» MATERIAL PROVIDED:
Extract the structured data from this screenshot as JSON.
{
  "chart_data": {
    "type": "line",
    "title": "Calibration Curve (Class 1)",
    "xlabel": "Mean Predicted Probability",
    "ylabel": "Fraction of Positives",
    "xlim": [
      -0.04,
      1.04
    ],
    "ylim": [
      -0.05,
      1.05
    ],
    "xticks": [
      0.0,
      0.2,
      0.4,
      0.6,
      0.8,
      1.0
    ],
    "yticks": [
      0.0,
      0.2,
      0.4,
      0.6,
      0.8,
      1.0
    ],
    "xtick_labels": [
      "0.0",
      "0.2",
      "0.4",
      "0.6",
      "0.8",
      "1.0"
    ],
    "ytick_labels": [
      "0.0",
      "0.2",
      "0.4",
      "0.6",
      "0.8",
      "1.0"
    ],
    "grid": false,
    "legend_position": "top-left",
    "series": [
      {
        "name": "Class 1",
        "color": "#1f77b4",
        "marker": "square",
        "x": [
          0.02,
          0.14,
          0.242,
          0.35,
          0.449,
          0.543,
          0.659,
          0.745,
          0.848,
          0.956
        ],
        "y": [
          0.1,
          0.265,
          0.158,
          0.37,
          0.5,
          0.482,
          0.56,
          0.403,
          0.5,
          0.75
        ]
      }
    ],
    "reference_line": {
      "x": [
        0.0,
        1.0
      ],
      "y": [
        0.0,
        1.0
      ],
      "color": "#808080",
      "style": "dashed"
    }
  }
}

» WHAT THIS TASK INVOLVES: Repeat every line of the data, exactly and in full.

» RESULT OF THE EXERCISE:
Extract the structured data from this screenshot as JSON.
{
  "chart_data": {
    "type": "line",
    "title": "Calibration Curve (Class 1)",
    "xlabel": "Mean Predicted Probability",
    "ylabel": "Fraction of Positives",
    "xlim": [
      -0.04,
      1.04
    ],
    "ylim": [
      -0.05,
      1.05
    ],
    "xticks": [
      0.0,
      0.2,
      0.4,
      0.6,
      0.8,
      1.0
    ],
    "yticks": [
      0.0,
      0.2,
      0.4,
      0.6,
      0.8,
      1.0
    ],
    "xtick_labels": [
      "0.0",
      "0.2",
      "0.4",
      "0.6",
      "0.8",
      "1.0"
    ],
    "ytick_labels": [
      "0.0",
      "0.2",
      "0.4",
      "0.6",
      "0.8",
      "1.0"
    ],
    "grid": false,
    "legend_position": "top-left",
    "series": [
      {
        "name": "Class 1",
        "color": "#1f77b4",
        "marker": "square",
        "x": [
          0.02,
          0.14,
          0.242,
          0.35,
          0.449,
          0.543,
          0.659,
          0.745,
          0.848,
          0.956
        ],
        "y": [
          0.1,
          0.265,
          0.158,
          0.37,
          0.5,
          0.482,
          0.56,
          0.403,
          0.5,
          0.75
        ]
      }
    ],
    "reference_line": {
      "x": [
        0.0,
        1.0
      ],
      "y": [
        0.0,
        1.0
      ],
      "color": "#808080",
      "style": "dashed"
    }
  }
}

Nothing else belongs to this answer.